Tally the lines holding the string "event" and reply with that number alone.

....

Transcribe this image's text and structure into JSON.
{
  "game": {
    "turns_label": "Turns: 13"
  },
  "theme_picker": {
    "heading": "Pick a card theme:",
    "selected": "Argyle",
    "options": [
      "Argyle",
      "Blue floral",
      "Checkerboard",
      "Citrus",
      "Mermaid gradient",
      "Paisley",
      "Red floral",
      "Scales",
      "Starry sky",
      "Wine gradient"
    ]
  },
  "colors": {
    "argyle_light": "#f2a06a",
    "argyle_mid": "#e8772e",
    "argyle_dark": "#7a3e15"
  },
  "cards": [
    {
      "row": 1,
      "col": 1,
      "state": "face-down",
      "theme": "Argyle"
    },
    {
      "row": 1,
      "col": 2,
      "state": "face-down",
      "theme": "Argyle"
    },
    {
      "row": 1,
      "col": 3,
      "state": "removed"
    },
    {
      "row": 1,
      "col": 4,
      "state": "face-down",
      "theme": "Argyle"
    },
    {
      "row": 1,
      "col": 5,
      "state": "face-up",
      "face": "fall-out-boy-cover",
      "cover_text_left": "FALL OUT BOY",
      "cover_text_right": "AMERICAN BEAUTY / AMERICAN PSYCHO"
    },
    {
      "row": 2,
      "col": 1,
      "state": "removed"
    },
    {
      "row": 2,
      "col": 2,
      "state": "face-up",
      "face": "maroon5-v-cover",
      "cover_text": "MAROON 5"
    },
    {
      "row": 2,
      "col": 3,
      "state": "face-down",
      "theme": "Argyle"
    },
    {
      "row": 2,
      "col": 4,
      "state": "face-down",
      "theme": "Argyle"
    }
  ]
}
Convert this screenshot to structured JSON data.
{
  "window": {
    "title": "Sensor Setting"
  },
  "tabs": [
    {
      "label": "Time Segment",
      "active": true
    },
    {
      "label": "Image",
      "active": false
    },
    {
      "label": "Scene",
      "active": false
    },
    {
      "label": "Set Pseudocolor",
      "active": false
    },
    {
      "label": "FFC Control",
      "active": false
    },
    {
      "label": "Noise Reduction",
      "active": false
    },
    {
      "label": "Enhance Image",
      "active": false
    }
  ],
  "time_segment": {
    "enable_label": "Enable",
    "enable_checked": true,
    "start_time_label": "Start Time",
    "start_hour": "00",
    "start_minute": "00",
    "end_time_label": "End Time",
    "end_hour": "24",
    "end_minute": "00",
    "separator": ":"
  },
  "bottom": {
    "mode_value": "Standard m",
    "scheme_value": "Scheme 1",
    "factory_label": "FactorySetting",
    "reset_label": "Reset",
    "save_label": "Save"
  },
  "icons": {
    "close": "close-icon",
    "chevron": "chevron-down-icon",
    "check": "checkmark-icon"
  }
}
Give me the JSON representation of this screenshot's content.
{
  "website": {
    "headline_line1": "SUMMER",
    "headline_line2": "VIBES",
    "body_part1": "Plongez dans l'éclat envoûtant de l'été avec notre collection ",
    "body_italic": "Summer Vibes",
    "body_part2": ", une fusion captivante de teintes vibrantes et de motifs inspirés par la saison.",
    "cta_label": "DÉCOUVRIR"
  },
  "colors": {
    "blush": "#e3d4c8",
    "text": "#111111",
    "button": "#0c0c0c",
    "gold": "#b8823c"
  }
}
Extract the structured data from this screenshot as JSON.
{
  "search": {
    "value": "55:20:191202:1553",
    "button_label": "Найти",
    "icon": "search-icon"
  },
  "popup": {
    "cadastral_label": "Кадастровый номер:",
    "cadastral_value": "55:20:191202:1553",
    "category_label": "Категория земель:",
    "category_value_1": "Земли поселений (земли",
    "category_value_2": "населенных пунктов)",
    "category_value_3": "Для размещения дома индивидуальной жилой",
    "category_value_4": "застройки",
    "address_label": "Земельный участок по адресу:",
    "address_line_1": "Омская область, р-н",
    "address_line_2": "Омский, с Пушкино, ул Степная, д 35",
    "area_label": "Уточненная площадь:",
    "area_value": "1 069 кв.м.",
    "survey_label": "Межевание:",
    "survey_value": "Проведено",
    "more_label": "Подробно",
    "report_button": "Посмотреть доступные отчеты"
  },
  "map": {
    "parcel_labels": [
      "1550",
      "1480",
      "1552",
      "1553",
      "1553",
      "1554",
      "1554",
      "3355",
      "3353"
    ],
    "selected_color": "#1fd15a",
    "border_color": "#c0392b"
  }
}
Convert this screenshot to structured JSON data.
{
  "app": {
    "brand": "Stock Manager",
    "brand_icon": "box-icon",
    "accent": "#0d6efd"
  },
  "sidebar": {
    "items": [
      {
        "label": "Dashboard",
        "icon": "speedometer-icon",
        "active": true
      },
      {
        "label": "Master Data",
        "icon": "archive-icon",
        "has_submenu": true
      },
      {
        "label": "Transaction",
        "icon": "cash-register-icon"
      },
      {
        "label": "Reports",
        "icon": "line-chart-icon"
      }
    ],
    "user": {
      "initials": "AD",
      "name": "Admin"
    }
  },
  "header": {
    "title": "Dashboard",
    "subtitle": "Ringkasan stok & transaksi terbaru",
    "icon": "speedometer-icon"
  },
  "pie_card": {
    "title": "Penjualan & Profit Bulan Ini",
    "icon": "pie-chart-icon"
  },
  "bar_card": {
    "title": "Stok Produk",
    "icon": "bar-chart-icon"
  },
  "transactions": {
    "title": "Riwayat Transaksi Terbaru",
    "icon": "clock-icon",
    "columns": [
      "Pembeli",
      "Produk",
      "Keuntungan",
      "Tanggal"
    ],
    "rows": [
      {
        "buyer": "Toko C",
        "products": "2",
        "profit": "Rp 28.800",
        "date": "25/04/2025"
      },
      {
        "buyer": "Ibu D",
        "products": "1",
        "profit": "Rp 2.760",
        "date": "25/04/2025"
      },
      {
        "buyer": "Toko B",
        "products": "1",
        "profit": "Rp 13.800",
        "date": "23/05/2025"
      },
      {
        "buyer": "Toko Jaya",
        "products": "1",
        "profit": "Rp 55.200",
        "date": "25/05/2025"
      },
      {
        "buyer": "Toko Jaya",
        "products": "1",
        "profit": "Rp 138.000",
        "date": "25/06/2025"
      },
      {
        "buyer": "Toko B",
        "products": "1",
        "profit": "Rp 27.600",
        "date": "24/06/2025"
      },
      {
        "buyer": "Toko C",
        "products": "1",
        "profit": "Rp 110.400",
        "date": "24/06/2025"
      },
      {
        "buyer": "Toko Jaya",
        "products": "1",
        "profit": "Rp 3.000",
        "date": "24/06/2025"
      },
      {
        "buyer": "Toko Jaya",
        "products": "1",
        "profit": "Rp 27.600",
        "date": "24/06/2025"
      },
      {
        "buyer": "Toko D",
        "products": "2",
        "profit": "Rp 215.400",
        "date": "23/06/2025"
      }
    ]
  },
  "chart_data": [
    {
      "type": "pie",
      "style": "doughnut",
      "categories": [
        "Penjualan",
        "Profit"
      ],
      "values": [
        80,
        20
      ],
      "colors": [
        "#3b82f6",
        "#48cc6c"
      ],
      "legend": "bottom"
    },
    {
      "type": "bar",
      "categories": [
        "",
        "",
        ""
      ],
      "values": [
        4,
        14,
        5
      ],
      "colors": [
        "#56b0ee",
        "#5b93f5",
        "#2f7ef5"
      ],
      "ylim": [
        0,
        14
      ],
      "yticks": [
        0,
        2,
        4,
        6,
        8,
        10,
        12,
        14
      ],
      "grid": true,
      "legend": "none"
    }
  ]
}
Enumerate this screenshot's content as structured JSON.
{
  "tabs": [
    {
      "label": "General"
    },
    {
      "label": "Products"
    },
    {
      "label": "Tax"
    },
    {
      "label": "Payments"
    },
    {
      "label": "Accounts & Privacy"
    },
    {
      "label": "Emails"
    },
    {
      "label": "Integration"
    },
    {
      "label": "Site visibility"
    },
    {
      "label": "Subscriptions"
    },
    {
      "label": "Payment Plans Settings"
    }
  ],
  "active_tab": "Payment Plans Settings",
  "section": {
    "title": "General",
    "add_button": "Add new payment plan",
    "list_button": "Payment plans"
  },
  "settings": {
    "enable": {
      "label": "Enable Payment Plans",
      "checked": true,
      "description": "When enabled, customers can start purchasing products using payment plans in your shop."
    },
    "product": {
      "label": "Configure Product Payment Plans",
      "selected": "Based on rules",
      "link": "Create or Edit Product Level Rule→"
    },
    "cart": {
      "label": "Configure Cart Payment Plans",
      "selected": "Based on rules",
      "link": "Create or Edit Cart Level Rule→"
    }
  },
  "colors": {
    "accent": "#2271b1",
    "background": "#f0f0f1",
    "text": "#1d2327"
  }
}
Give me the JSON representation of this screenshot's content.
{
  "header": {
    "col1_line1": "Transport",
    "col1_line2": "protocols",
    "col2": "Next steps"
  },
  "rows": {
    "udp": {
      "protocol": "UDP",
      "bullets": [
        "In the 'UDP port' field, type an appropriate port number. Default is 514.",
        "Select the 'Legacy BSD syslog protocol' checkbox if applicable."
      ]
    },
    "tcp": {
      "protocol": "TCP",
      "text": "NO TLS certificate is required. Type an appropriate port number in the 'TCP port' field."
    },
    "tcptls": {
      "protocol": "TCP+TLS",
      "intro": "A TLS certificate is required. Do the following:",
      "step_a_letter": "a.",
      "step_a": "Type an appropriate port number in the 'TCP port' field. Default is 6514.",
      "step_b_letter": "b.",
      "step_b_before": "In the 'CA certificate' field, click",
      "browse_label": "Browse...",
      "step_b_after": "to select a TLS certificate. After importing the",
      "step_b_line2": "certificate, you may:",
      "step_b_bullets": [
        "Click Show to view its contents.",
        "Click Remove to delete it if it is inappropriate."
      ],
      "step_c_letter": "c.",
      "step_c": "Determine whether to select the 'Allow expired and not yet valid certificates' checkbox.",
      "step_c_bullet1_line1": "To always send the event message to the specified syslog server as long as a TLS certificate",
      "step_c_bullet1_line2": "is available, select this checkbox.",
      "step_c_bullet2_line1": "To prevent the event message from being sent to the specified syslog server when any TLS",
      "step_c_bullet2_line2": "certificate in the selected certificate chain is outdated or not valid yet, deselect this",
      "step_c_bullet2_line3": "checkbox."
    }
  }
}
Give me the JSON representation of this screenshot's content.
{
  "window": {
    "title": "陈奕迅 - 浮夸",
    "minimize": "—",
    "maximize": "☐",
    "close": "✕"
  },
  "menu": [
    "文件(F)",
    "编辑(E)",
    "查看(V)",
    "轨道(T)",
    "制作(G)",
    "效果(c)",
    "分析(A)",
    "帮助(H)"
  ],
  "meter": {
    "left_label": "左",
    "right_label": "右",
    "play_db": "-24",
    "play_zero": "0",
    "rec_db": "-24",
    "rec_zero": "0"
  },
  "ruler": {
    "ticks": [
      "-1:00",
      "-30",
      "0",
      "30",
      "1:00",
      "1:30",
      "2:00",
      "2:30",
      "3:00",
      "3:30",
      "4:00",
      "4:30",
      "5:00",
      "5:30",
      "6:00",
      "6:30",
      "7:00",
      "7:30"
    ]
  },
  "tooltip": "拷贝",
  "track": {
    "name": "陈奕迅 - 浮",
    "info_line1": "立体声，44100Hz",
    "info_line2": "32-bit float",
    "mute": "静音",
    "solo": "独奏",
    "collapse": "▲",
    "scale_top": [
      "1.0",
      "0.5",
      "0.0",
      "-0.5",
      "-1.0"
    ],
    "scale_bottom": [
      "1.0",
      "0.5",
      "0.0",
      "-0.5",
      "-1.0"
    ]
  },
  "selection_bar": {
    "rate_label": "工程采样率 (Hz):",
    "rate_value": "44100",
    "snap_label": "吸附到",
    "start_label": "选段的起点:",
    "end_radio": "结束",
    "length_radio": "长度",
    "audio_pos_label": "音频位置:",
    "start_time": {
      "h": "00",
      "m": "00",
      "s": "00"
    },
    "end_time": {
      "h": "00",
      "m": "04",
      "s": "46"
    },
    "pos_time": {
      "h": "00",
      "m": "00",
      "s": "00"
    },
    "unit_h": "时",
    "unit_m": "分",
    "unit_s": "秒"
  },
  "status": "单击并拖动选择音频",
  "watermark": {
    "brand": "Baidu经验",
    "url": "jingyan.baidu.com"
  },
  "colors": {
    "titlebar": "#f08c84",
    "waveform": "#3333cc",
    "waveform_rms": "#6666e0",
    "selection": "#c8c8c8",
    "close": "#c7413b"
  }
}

....

◆ Written response:
2